SHORT PROBLEM:
Scan the entries below. List each line with "JSON".

>>

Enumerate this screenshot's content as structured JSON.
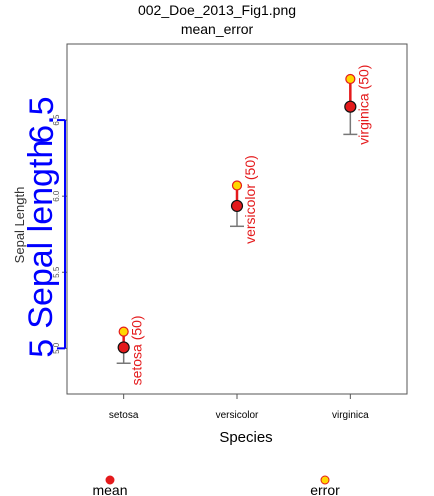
{
  "chart_data": {
    "type": "dot-error",
    "title": "002_Doe_2013_Fig1.png",
    "subtitle": "mean_error",
    "x_label": "Species",
    "y_label": "Sepal Length",
    "categories": [
      "setosa",
      "versicolor",
      "virginica"
    ],
    "point_labels": [
      "setosa (50)",
      "versicolor (50)",
      "virginica (50)"
    ],
    "series": [
      {
        "name": "mean",
        "color": "#e41a1c",
        "values": [
          5.006,
          5.936,
          6.588
        ]
      },
      {
        "name": "error",
        "color": "#ffd700",
        "values": [
          5.11,
          6.07,
          6.77
        ]
      }
    ],
    "ylim": [
      4.7,
      7.0
    ],
    "yticks": [
      {
        "value": 5,
        "label": "5.0"
      },
      5.5,
      {
        "value": 6,
        "label": "6.0"
      },
      6.5
    ],
    "overlay_axis": {
      "label": "Sepal length",
      "color": "#0000ff",
      "ticks": [
        5,
        6.5
      ]
    }
  }
}
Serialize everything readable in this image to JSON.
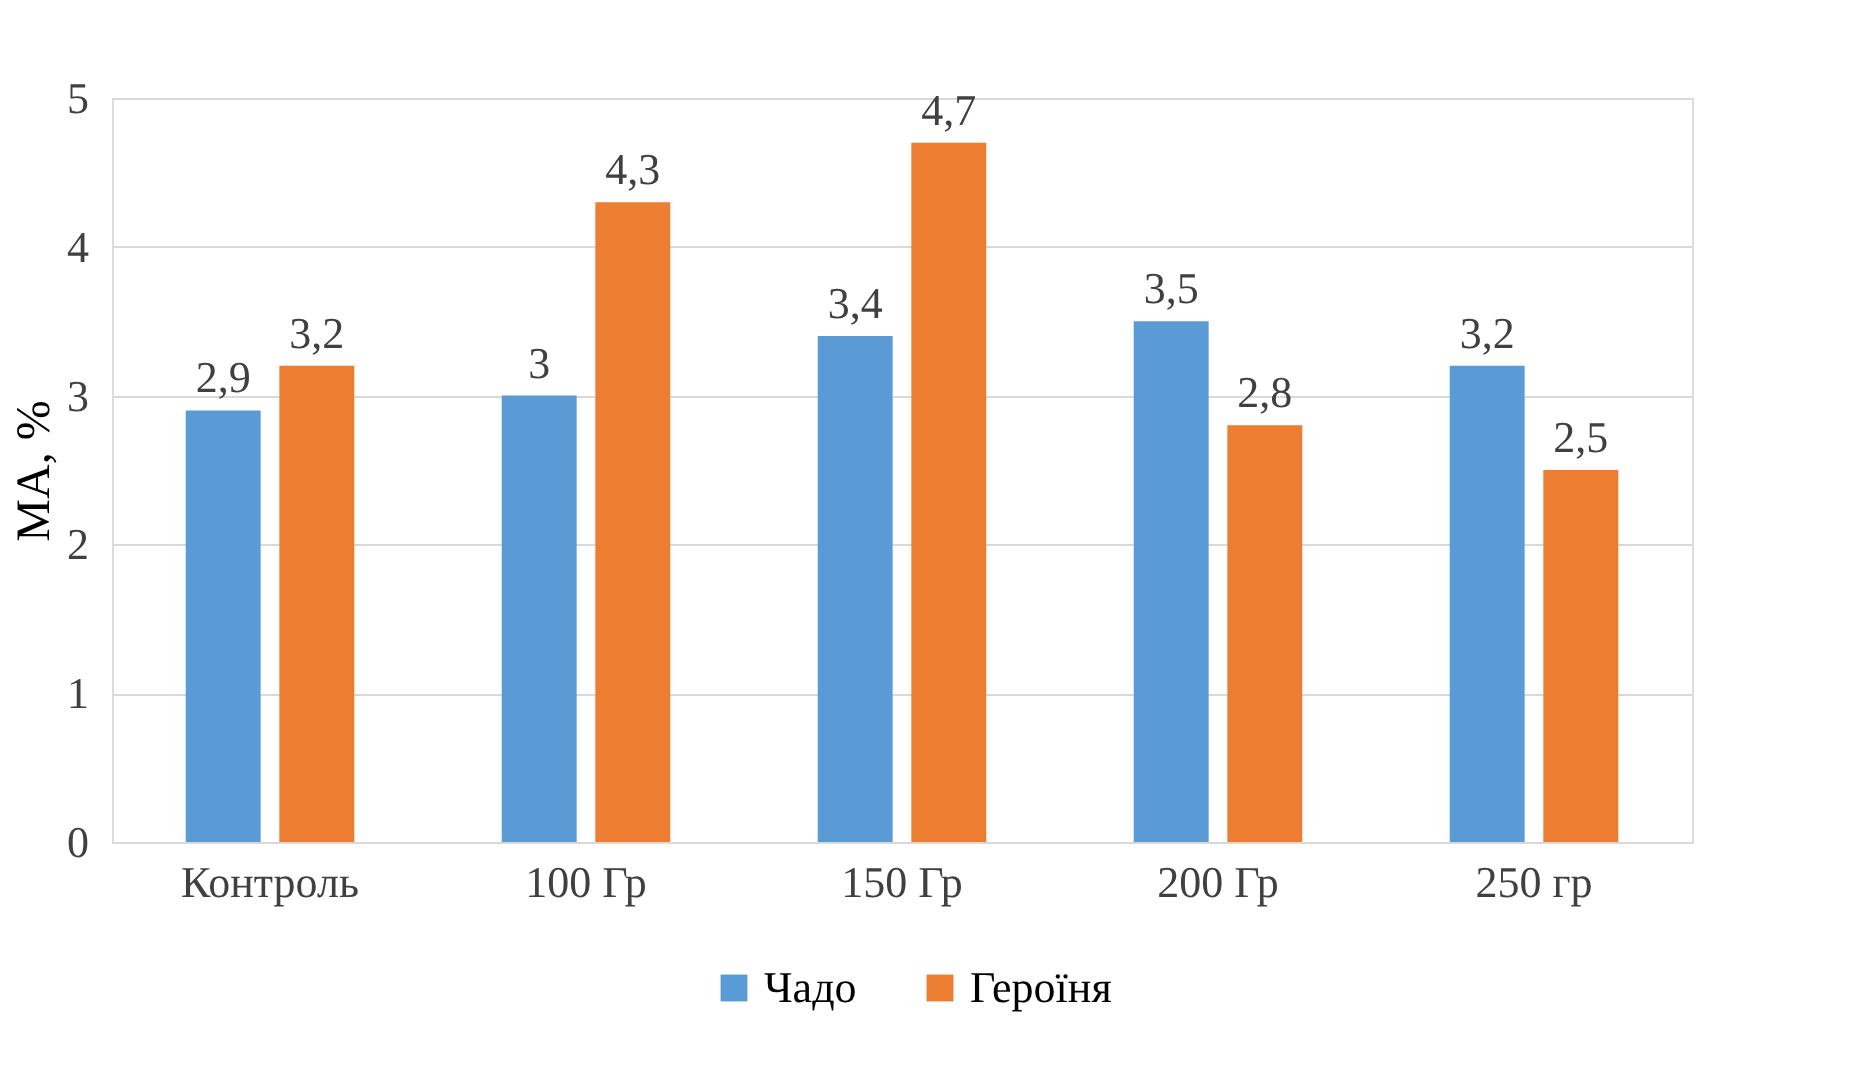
{
  "chart_data": {
    "type": "bar",
    "ylabel": "МА, %",
    "categories": [
      "Контроль",
      "100 Гр",
      "150 Гр",
      "200 Гр",
      "250 гр"
    ],
    "series": [
      {
        "name": "Чадо",
        "color": "#5b9bd5",
        "values": [
          2.9,
          3,
          3.4,
          3.5,
          3.2
        ],
        "value_labels": [
          "2,9",
          "3",
          "3,4",
          "3,5",
          "3,2"
        ]
      },
      {
        "name": "Героїня",
        "color": "#ed7d31",
        "values": [
          3.2,
          4.3,
          4.7,
          2.8,
          2.5
        ],
        "value_labels": [
          "3,2",
          "4,3",
          "4,7",
          "2,8",
          "2,5"
        ]
      }
    ],
    "ylim": [
      0,
      5
    ],
    "yticks": [
      0,
      1,
      2,
      3,
      4,
      5
    ],
    "grid": "y",
    "legend": "bottom"
  }
}
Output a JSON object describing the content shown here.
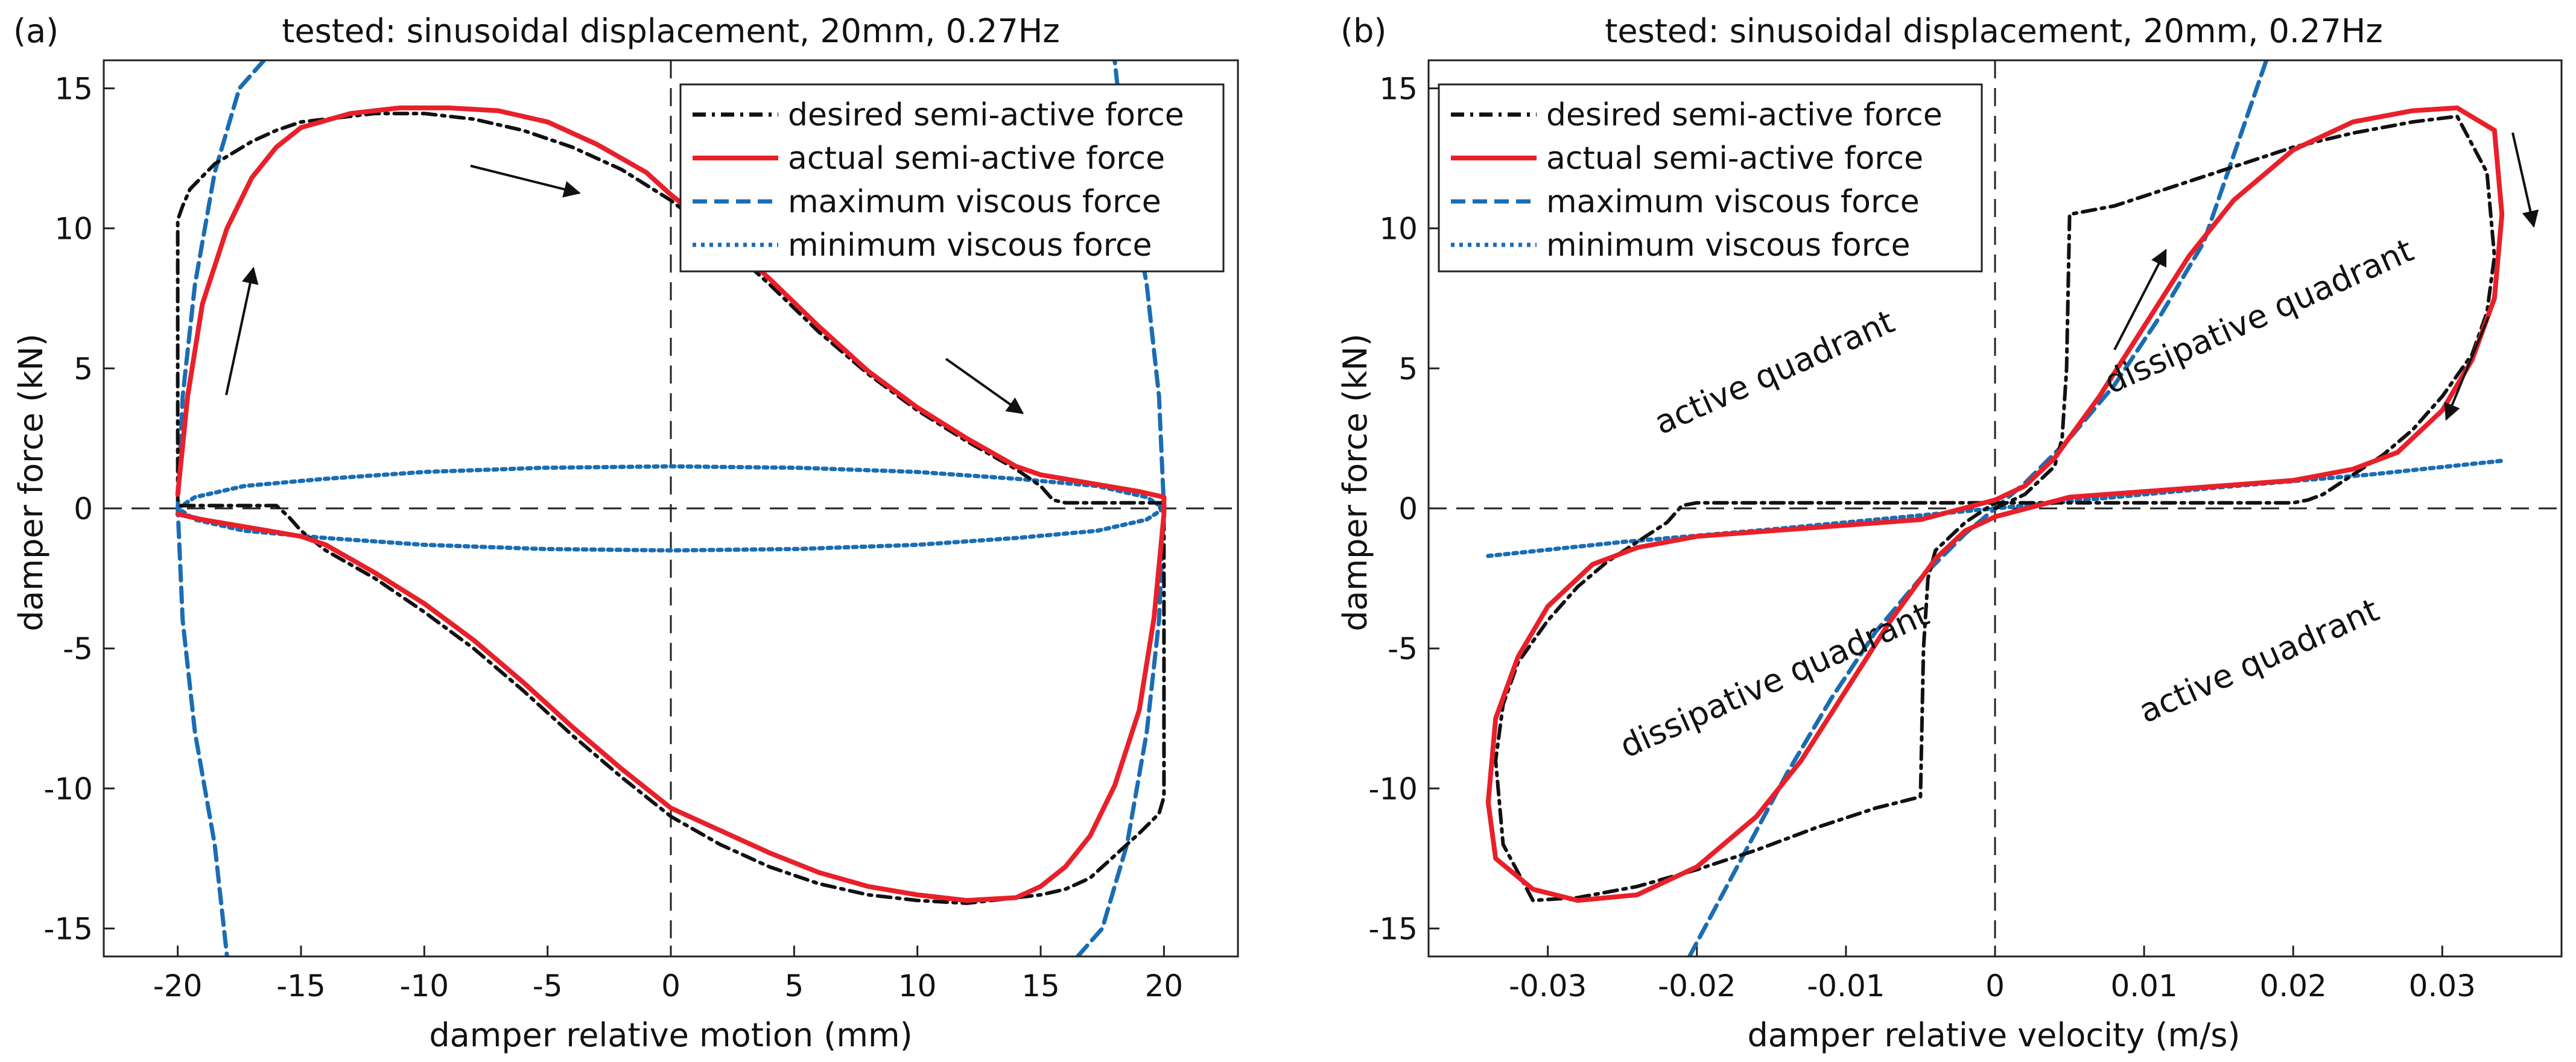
{
  "figure": {
    "panels": [
      {
        "label": "(a)",
        "title": "tested: sinusoidal displacement, 20mm, 0.27Hz",
        "xlabel": "damper relative motion (mm)",
        "ylabel": "damper force (kN)",
        "xlim": [
          -23,
          23
        ],
        "ylim": [
          -16,
          16
        ],
        "xticks": [
          -20,
          -15,
          -10,
          -5,
          0,
          5,
          10,
          15,
          20
        ],
        "xtick_labels": [
          "-20",
          "-15",
          "-10",
          "-5",
          "0",
          "5",
          "10",
          "15",
          "20"
        ],
        "yticks": [
          15,
          10,
          5,
          0,
          -5,
          -10,
          -15
        ],
        "ytick_labels": [
          "15",
          "10",
          "5",
          "0",
          "-5",
          "-10",
          "-15"
        ],
        "legend": [
          {
            "label": "desired semi-active force",
            "style": "dash-dot",
            "color": "#111111"
          },
          {
            "label": "actual semi-active force",
            "style": "solid",
            "color": "#e8202a"
          },
          {
            "label": "maximum viscous force",
            "style": "dashed",
            "color": "#1a6db3"
          },
          {
            "label": "minimum viscous force",
            "style": "dotted",
            "color": "#1a6db3"
          }
        ],
        "annotations": []
      },
      {
        "label": "(b)",
        "title": "tested: sinusoidal displacement, 20mm, 0.27Hz",
        "xlabel": "damper relative velocity (m/s)",
        "ylabel": "damper force (kN)",
        "xlim": [
          -0.038,
          0.038
        ],
        "ylim": [
          -16,
          16
        ],
        "xticks": [
          -0.03,
          -0.02,
          -0.01,
          0,
          0.01,
          0.02,
          0.03
        ],
        "xtick_labels": [
          "-0.03",
          "-0.02",
          "-0.01",
          "0",
          "0.01",
          "0.02",
          "0.03"
        ],
        "yticks": [
          15,
          10,
          5,
          0,
          -5,
          -10,
          -15
        ],
        "ytick_labels": [
          "15",
          "10",
          "5",
          "0",
          "-5",
          "-10",
          "-15"
        ],
        "legend": [
          {
            "label": "desired semi-active force",
            "style": "dash-dot",
            "color": "#111111"
          },
          {
            "label": "actual semi-active force",
            "style": "solid",
            "color": "#e8202a"
          },
          {
            "label": "maximum viscous force",
            "style": "dashed",
            "color": "#1a6db3"
          },
          {
            "label": "minimum viscous force",
            "style": "dotted",
            "color": "#1a6db3"
          }
        ],
        "annotations": [
          {
            "text": "active quadrant",
            "at": [
              -0.0145,
              4.5
            ],
            "angle": 24
          },
          {
            "text": "dissipative quadrant",
            "at": [
              0.018,
              6.5
            ],
            "angle": 24
          },
          {
            "text": "dissipative quadrant",
            "at": [
              -0.0145,
              -6.5
            ],
            "angle": 24
          },
          {
            "text": "active quadrant",
            "at": [
              0.018,
              -5.8
            ],
            "angle": 24
          }
        ]
      }
    ]
  },
  "chart_data": [
    {
      "type": "line",
      "title": "tested: sinusoidal displacement, 20mm, 0.27Hz",
      "xlabel": "damper relative motion (mm)",
      "ylabel": "damper force (kN)",
      "xlim": [
        -23,
        23
      ],
      "ylim": [
        -16,
        16
      ],
      "series": [
        {
          "name": "desired semi-active force",
          "x": [
            -20,
            -20,
            -19.8,
            -19.5,
            -18.5,
            -17,
            -16,
            -15,
            -14,
            -12,
            -10,
            -8,
            -6,
            -4,
            -2,
            0,
            2,
            4,
            6,
            8,
            10,
            12,
            14,
            15,
            15.5,
            16,
            17,
            18,
            19,
            20,
            20,
            20,
            19.8,
            19,
            18,
            17,
            16,
            15,
            14,
            12,
            10,
            8,
            6,
            4,
            2,
            0,
            -2,
            -4,
            -6,
            -8,
            -10,
            -12,
            -14,
            -15,
            -15.5,
            -16,
            -17,
            -18,
            -19,
            -20
          ],
          "y": [
            0.3,
            10.3,
            10.8,
            11.4,
            12.3,
            13.1,
            13.5,
            13.8,
            13.9,
            14.1,
            14.1,
            13.9,
            13.5,
            12.9,
            12.1,
            11.0,
            9.6,
            8.0,
            6.3,
            4.8,
            3.5,
            2.4,
            1.4,
            0.8,
            0.3,
            0.2,
            0.2,
            0.2,
            0.2,
            0.2,
            0,
            -10.3,
            -10.9,
            -11.6,
            -12.4,
            -13.2,
            -13.6,
            -13.8,
            -13.9,
            -14.1,
            -14.0,
            -13.8,
            -13.4,
            -12.8,
            -12.0,
            -11.0,
            -9.6,
            -8.1,
            -6.5,
            -5.0,
            -3.7,
            -2.5,
            -1.5,
            -0.8,
            -0.3,
            0.1,
            0.1,
            0.1,
            0.1,
            0.1
          ]
        },
        {
          "name": "actual semi-active force",
          "x": [
            -20,
            -19.6,
            -19,
            -18,
            -17,
            -16,
            -15,
            -13,
            -11,
            -9,
            -7,
            -5,
            -3,
            -1,
            0,
            2,
            4,
            6,
            8,
            10,
            12,
            14,
            15,
            17,
            19,
            20,
            20,
            19.6,
            19,
            18,
            17,
            16,
            15,
            14,
            12,
            10,
            8,
            6,
            4,
            2,
            0,
            -2,
            -4,
            -6,
            -8,
            -10,
            -12,
            -14,
            -15,
            -17,
            -19,
            -20
          ],
          "y": [
            0.5,
            4.0,
            7.3,
            10.0,
            11.8,
            12.9,
            13.6,
            14.1,
            14.3,
            14.3,
            14.2,
            13.8,
            13.0,
            12.0,
            11.2,
            9.8,
            8.2,
            6.5,
            4.9,
            3.6,
            2.5,
            1.5,
            1.2,
            0.9,
            0.6,
            0.4,
            -0.2,
            -3.9,
            -7.2,
            -9.9,
            -11.7,
            -12.8,
            -13.5,
            -13.9,
            -14.0,
            -13.8,
            -13.5,
            -13.0,
            -12.3,
            -11.5,
            -10.7,
            -9.3,
            -7.8,
            -6.2,
            -4.7,
            -3.4,
            -2.3,
            -1.3,
            -1.0,
            -0.7,
            -0.4,
            -0.2
          ]
        },
        {
          "name": "maximum viscous force",
          "x": [
            -16.5,
            -17.5,
            -18.5,
            -19.3,
            -19.8,
            -20,
            -19.8,
            -19.3,
            -18.5,
            -18,
            16.5,
            17.5,
            18.5,
            19.3,
            19.8,
            20,
            19.8,
            19.3,
            18.5,
            18
          ],
          "y": [
            16,
            15,
            12,
            8,
            4,
            0,
            -4,
            -8,
            -12,
            -16,
            -16,
            -15,
            -12,
            -8,
            -4,
            0,
            4,
            8,
            12,
            16
          ]
        },
        {
          "name": "minimum viscous force",
          "x": [
            -20,
            -19.3,
            -17.3,
            -14.1,
            -10,
            -5.2,
            0,
            5.2,
            10,
            14.1,
            17.3,
            19.3,
            20,
            19.3,
            17.3,
            14.1,
            10,
            5.2,
            0,
            -5.2,
            -10,
            -14.1,
            -17.3,
            -19.3,
            -20
          ],
          "y": [
            0,
            0.4,
            0.8,
            1.05,
            1.3,
            1.45,
            1.5,
            1.45,
            1.3,
            1.05,
            0.8,
            0.4,
            0,
            -0.4,
            -0.8,
            -1.05,
            -1.3,
            -1.45,
            -1.5,
            -1.45,
            -1.3,
            -1.05,
            -0.8,
            -0.4,
            0
          ]
        }
      ]
    },
    {
      "type": "line",
      "title": "tested: sinusoidal displacement, 20mm, 0.27Hz",
      "xlabel": "damper relative velocity (m/s)",
      "ylabel": "damper force (kN)",
      "xlim": [
        -0.038,
        0.038
      ],
      "ylim": [
        -16,
        16
      ],
      "series": [
        {
          "name": "desired semi-active force",
          "x": [
            0,
            0.002,
            0.004,
            0.0045,
            0.0048,
            0.005,
            0.008,
            0.012,
            0.016,
            0.02,
            0.024,
            0.028,
            0.031,
            0.033,
            0.0335,
            0.033,
            0.032,
            0.03,
            0.028,
            0.026,
            0.024,
            0.022,
            0.021,
            0.02,
            0.015,
            0.01,
            0.005,
            0,
            -0.002,
            -0.004,
            -0.0045,
            -0.0048,
            -0.005,
            -0.008,
            -0.012,
            -0.016,
            -0.02,
            -0.024,
            -0.028,
            -0.031,
            -0.033,
            -0.0335,
            -0.033,
            -0.032,
            -0.03,
            -0.028,
            -0.026,
            -0.024,
            -0.022,
            -0.021,
            -0.02,
            -0.015,
            -0.01,
            -0.005,
            0
          ],
          "y": [
            0,
            0.5,
            1.5,
            2.5,
            5.0,
            10.5,
            10.8,
            11.5,
            12.2,
            12.9,
            13.4,
            13.8,
            14.0,
            12.0,
            9.0,
            7.0,
            5.5,
            4.0,
            2.8,
            1.9,
            1.2,
            0.5,
            0.3,
            0.2,
            0.2,
            0.2,
            0.2,
            0.2,
            -0.5,
            -1.5,
            -2.5,
            -5.0,
            -10.3,
            -10.7,
            -11.4,
            -12.2,
            -12.9,
            -13.5,
            -13.9,
            -14.0,
            -12.0,
            -9.0,
            -7.0,
            -5.5,
            -4.0,
            -2.8,
            -1.9,
            -1.2,
            -0.5,
            0.1,
            0.2,
            0.2,
            0.2,
            0.2,
            0.2
          ]
        },
        {
          "name": "actual semi-active force",
          "x": [
            0,
            0.002,
            0.004,
            0.007,
            0.01,
            0.013,
            0.016,
            0.02,
            0.024,
            0.028,
            0.031,
            0.0335,
            0.034,
            0.0335,
            0.032,
            0.03,
            0.027,
            0.024,
            0.02,
            0.015,
            0.01,
            0.005,
            0,
            -0.002,
            -0.004,
            -0.007,
            -0.01,
            -0.013,
            -0.016,
            -0.02,
            -0.024,
            -0.028,
            -0.031,
            -0.0335,
            -0.034,
            -0.0335,
            -0.032,
            -0.03,
            -0.027,
            -0.024,
            -0.02,
            -0.015,
            -0.01,
            -0.005,
            0
          ],
          "y": [
            0.3,
            0.8,
            1.8,
            4.0,
            6.5,
            9.0,
            11.0,
            12.8,
            13.8,
            14.2,
            14.3,
            13.5,
            10.5,
            7.5,
            5.3,
            3.5,
            2.0,
            1.4,
            1.0,
            0.8,
            0.6,
            0.4,
            -0.3,
            -0.8,
            -1.8,
            -4.0,
            -6.5,
            -9.0,
            -11.0,
            -12.8,
            -13.8,
            -14.0,
            -13.6,
            -12.5,
            -10.5,
            -7.5,
            -5.3,
            -3.5,
            -2.0,
            -1.4,
            -1.0,
            -0.8,
            -0.6,
            -0.4,
            0.3
          ]
        },
        {
          "name": "maximum viscous force",
          "x": [
            -0.0205,
            -0.017,
            -0.014,
            -0.011,
            -0.008,
            -0.005,
            -0.002,
            0,
            0.002,
            0.005,
            0.008,
            0.011,
            0.014,
            0.0182
          ],
          "y": [
            -16,
            -12.5,
            -9.5,
            -6.8,
            -4.4,
            -2.5,
            -0.9,
            0,
            0.9,
            2.5,
            4.4,
            6.8,
            9.5,
            16
          ]
        },
        {
          "name": "minimum viscous force",
          "x": [
            -0.034,
            -0.025,
            -0.015,
            -0.005,
            0,
            0.005,
            0.015,
            0.025,
            0.034
          ],
          "y": [
            -1.7,
            -1.2,
            -0.75,
            -0.25,
            0,
            0.25,
            0.75,
            1.2,
            1.7
          ]
        }
      ]
    }
  ]
}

<<

COMPLETE OUTPUT:
Enumerate this screenshot's content as structured JSON.
Serialize everything readable in this image to JSON.
Output a JSON object describing the content shown here.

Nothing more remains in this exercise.